**Compito da svolgere:** Per favore, riprendi il brano sulla nazionale italiana di pallacanestro e proseguilo a partire dall'ultima frase.

**Brano estratto:**
_ _ _ _ _
La tradizione cestistica italiana, sebbene non sia la più importante d’Europa, vanta comunque alcune belle memorie da ricordare, soprattutto nell’ultimo ventennio. Parliamo di un’epoca iniziata con una nazionale capace di vincere l’europeo del 1999 disputatosi in Francia. In quella squadra spiccavano talenti come la guardia Carlton Myers, l’ala slovena naturalizzata Gregor Fucka e i polivalenti Alessandro Abbio e Andrea Meneghin, figlio del grande Dino. La nazionale azzurra, il cui gruppo per il prossimo campionato europeo è stato già sorteggiato, vorrà dunque in parte recuperare l’antico prestigio ottenuto dalle squadre che l’hanno preceduta nel periodo di oltre vent’anni che si interpone tra l’oro del ’99 e la prossima prova continentale.

La squadra allenata da Romeo Sacchetti, un tecnico esperto arrivato solamente adesso alla ribalta dei grandi palcoscenici internazionali, punterà a un miglioramento rispetto agli ultimi anni, nonostante non sia certamente tra le favorite. L’attuale periodo degli azzurri della pallacanestro non è dei migliori, come dimostra la mancata qualificazione alle Olimpiadi di Tokyo, torneo nel quale la grande favorite dalle quote sul basket più aggiornate è come sempre la nazionale degli Stati Uniti.

Per migliorare i risultati degli ultimi anni la nazionale di Sacchetti dovrà guardare indietro, soprattutto a inizio degli anni 2000, ossia in quell’epoca in cui la squadra allenata da Carlo Recalcati, il quale già da giocatore aveva le stimmate del tecnico di successo. Con l’allenatore milanese al comando la nazionale azzurra avrebbe vissuto alcuni anni di gloria assoluta, nonostante la mancanza di un titolo di prim’ordine, eccezion fatta per la medaglia d’oro ai Giochi del Mediterraneo del 2005. Quel periodo storico aveva visto l’esplosione di una marea di talenti sparsi per tutto il territorio nazionale, molti dei quali rappresentarono lo zoccolo duro di un’Italia pronta per il grande salto.
_ _ _ _ _
Dati di rilevamento della struttura del documento
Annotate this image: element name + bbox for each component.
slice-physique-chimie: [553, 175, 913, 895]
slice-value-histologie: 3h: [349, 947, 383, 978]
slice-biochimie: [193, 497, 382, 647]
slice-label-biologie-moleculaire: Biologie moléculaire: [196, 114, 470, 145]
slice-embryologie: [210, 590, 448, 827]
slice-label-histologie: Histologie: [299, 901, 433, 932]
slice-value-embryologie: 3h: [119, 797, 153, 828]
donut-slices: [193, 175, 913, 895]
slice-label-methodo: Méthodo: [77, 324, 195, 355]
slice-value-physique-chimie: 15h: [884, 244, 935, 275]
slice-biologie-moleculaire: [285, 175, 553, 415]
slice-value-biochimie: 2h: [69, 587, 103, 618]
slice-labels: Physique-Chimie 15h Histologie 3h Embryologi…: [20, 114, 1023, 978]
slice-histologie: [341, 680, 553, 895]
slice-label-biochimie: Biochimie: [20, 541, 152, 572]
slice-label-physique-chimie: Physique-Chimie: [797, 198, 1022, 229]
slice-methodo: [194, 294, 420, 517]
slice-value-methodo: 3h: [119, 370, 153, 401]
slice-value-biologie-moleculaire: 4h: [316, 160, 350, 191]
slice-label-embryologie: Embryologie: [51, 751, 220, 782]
_ _ _ _ _
**Risposta al compito:**
Il punto più alto toccato dalla squadra allenata da Recalcati fu senza dubbio l’argento alle Olimpiadi di Atene del 2004, quando solamente un’Argentina straripante e piena di campioni privò gli azzurri della vittoria. Quella squadra, capitanata da Giacomo Galanda, riuscì ad andare oltre una serie di ostacoli apparentemente insormontabili per giocarsi l’oro olimpico. Indimenticabile resterà nella memoria degli appassionati italiani di basket la semifinale contro la Lituania, quando una prestazione super di Gianluca Basile e Gianmarco Pozzecco, probabilmente i due talenti più luccicanti di quella squadra, permisero agli azzurri di sconfiggere con solvenza un avversario molto più quotato dopo due rimonte che fissarono il punteggio finale sul 100 a 91.

Un anno prima della grande cavalcata di Atene, il cui secondo posto finale non tolse il prestigio a quanto fatto fino a quel momento dai ragazzi di Recalcati, l’Italia aveva strappato la qualificazione al grande evento olimpico con uno strepitoso terzo posto agli europei di Stoccolma. Il tutto sconfiggendo nella finale che dava sia il terzo posto sia il pass ai giochi di Atene una Francia sulla carta molto più attrezzata per i grandi palcoscenici e piena di talento, con Tony Parker come grande stella. Una stella tuttavia eclissata dalla fame degli azzurri che vivevano la loro epoca dorata.